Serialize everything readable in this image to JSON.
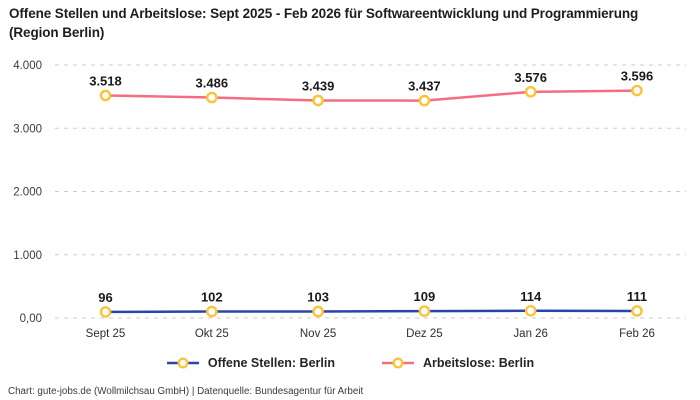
{
  "title": "Offene Stellen und Arbeitslose: Sept 2025 - Feb 2026 für Softwareentwicklung und Programmierung (Region Berlin)",
  "footer": "Chart: gute-jobs.de (Wollmilchsau GmbH) | Datenquelle: Bundesagentur für Arbeit",
  "colors": {
    "grid": "#cdcdcd",
    "marker_fill": "#ffffff",
    "marker_stroke": "#fbc437",
    "series_blue": "#2b44a7",
    "series_pink": "#f56d80"
  },
  "chart_data": {
    "type": "line",
    "title": "Offene Stellen und Arbeitslose: Sept 2025 - Feb 2026 für Softwareentwicklung und Programmierung (Region Berlin)",
    "categories": [
      "Sept 25",
      "Okt 25",
      "Nov 25",
      "Dez 25",
      "Jan 26",
      "Feb 26"
    ],
    "series": [
      {
        "name": "Offene Stellen: Berlin",
        "color": "#2b44a7",
        "values": [
          96,
          102,
          103,
          109,
          114,
          111
        ],
        "labels": [
          "96",
          "102",
          "103",
          "109",
          "114",
          "111"
        ]
      },
      {
        "name": "Arbeitslose: Berlin",
        "color": "#f56d80",
        "values": [
          3518,
          3486,
          3439,
          3437,
          3576,
          3596
        ],
        "labels": [
          "3.518",
          "3.486",
          "3.439",
          "3.437",
          "3.576",
          "3.596"
        ]
      }
    ],
    "ylim": [
      0,
      4000
    ],
    "y_ticks": [
      {
        "value": 0,
        "label": "0,00"
      },
      {
        "value": 1000,
        "label": "1.000"
      },
      {
        "value": 2000,
        "label": "2.000"
      },
      {
        "value": 3000,
        "label": "3.000"
      },
      {
        "value": 4000,
        "label": "4.000"
      }
    ],
    "grid": "horizontal-dashed",
    "legend_position": "bottom",
    "xlabel": "",
    "ylabel": ""
  }
}
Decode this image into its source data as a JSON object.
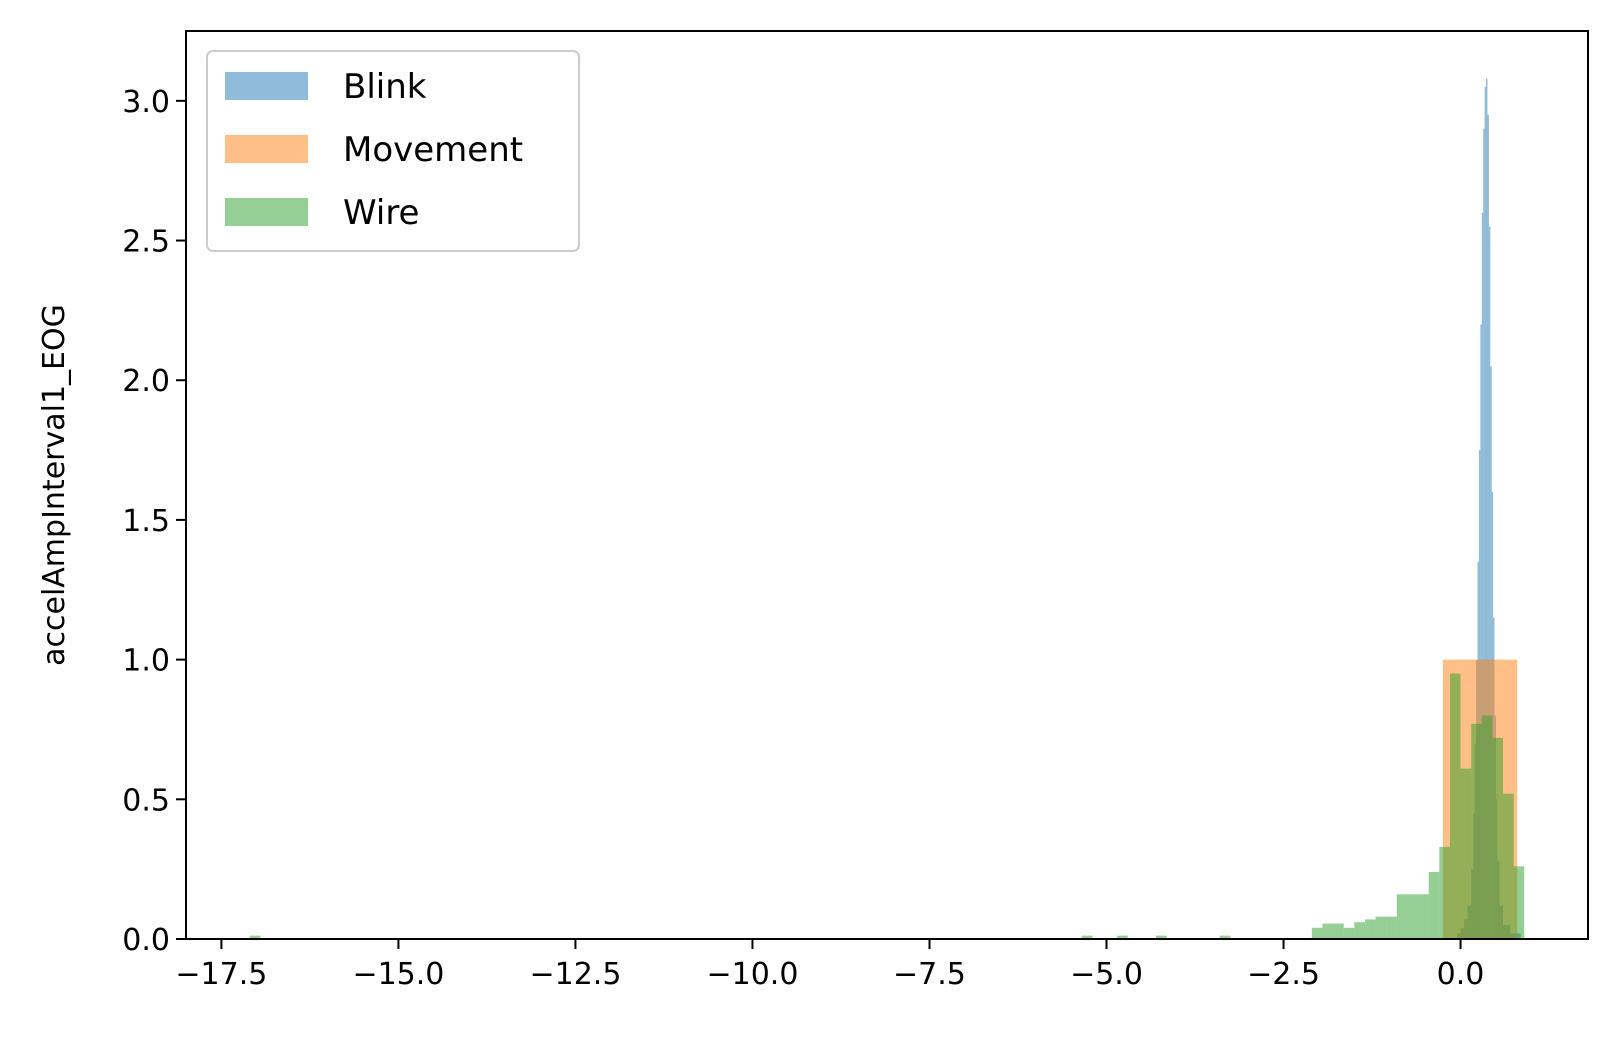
{
  "chart_data": {
    "type": "histogram",
    "title": "",
    "xlabel": "",
    "ylabel": "accelAmpInterval1_EOG",
    "xlim": [
      -18,
      1.8
    ],
    "ylim": [
      0,
      3.25
    ],
    "x_ticks": [
      -17.5,
      -15.0,
      -12.5,
      -10.0,
      -7.5,
      -5.0,
      -2.5,
      0.0
    ],
    "x_tick_labels": [
      "−17.5",
      "−15.0",
      "−12.5",
      "−10.0",
      "−7.5",
      "−5.0",
      "−2.5",
      "0.0"
    ],
    "y_ticks": [
      0.0,
      0.5,
      1.0,
      1.5,
      2.0,
      2.5,
      3.0
    ],
    "y_tick_labels": [
      "0.0",
      "0.5",
      "1.0",
      "1.5",
      "2.0",
      "2.5",
      "3.0"
    ],
    "grid": false,
    "legend_position": "top-left",
    "series": [
      {
        "name": "Blink",
        "color": "#1f77b4",
        "alpha": 0.5,
        "bins": [
          [
            -0.05,
            0.0,
            0.02
          ],
          [
            0.0,
            0.05,
            0.04
          ],
          [
            0.05,
            0.1,
            0.07
          ],
          [
            0.1,
            0.15,
            0.12
          ],
          [
            0.15,
            0.18,
            0.25
          ],
          [
            0.18,
            0.2,
            0.45
          ],
          [
            0.2,
            0.22,
            0.7
          ],
          [
            0.22,
            0.24,
            1.0
          ],
          [
            0.24,
            0.26,
            1.35
          ],
          [
            0.26,
            0.28,
            1.75
          ],
          [
            0.28,
            0.3,
            2.2
          ],
          [
            0.3,
            0.32,
            2.6
          ],
          [
            0.32,
            0.34,
            2.9
          ],
          [
            0.34,
            0.36,
            3.05
          ],
          [
            0.36,
            0.38,
            3.08
          ],
          [
            0.38,
            0.4,
            2.95
          ],
          [
            0.4,
            0.42,
            2.55
          ],
          [
            0.42,
            0.44,
            2.05
          ],
          [
            0.44,
            0.46,
            1.6
          ],
          [
            0.46,
            0.48,
            1.15
          ],
          [
            0.48,
            0.5,
            0.8
          ],
          [
            0.5,
            0.52,
            0.5
          ],
          [
            0.52,
            0.55,
            0.28
          ],
          [
            0.55,
            0.6,
            0.12
          ],
          [
            0.6,
            0.7,
            0.05
          ],
          [
            0.7,
            0.85,
            0.02
          ]
        ]
      },
      {
        "name": "Movement",
        "color": "#ff7f0e",
        "alpha": 0.5,
        "bins": [
          [
            -0.25,
            0.2,
            1.0
          ],
          [
            0.2,
            0.6,
            1.0
          ],
          [
            0.6,
            0.8,
            1.0
          ],
          [
            0.8,
            0.85,
            0.0
          ]
        ]
      },
      {
        "name": "Wire",
        "color": "#2ca02c",
        "alpha": 0.5,
        "bins": [
          [
            -17.1,
            -16.95,
            0.012
          ],
          [
            -5.35,
            -5.2,
            0.012
          ],
          [
            -4.85,
            -4.7,
            0.012
          ],
          [
            -4.3,
            -4.15,
            0.012
          ],
          [
            -3.4,
            -3.25,
            0.012
          ],
          [
            -2.1,
            -1.95,
            0.04
          ],
          [
            -1.95,
            -1.8,
            0.055
          ],
          [
            -1.8,
            -1.65,
            0.055
          ],
          [
            -1.65,
            -1.5,
            0.04
          ],
          [
            -1.5,
            -1.35,
            0.06
          ],
          [
            -1.35,
            -1.2,
            0.07
          ],
          [
            -1.2,
            -1.05,
            0.08
          ],
          [
            -1.05,
            -0.9,
            0.08
          ],
          [
            -0.9,
            -0.75,
            0.16
          ],
          [
            -0.75,
            -0.6,
            0.16
          ],
          [
            -0.6,
            -0.45,
            0.16
          ],
          [
            -0.45,
            -0.3,
            0.24
          ],
          [
            -0.3,
            -0.15,
            0.33
          ],
          [
            -0.15,
            0.0,
            0.95
          ],
          [
            0.0,
            0.15,
            0.61
          ],
          [
            0.15,
            0.3,
            0.77
          ],
          [
            0.3,
            0.45,
            0.8
          ],
          [
            0.45,
            0.6,
            0.72
          ],
          [
            0.6,
            0.75,
            0.52
          ],
          [
            0.75,
            0.9,
            0.26
          ]
        ]
      }
    ]
  }
}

++++++

**To be done**
Identify lines with the string "Offene". Copy each one.

**Finished answer**
  "title": "Offene Stellen und Arbeitslose: Sept 2025 - Feb 2026 für Softwareentwicklung und Programmierung (Region Berlin)",
    "title": "Offene Stellen und Arbeitslose: Sept 2025 - Feb 2026 für Softwareentwicklung und Programmierung (Region Berlin)",
        "name": "Offene Stellen: Berlin",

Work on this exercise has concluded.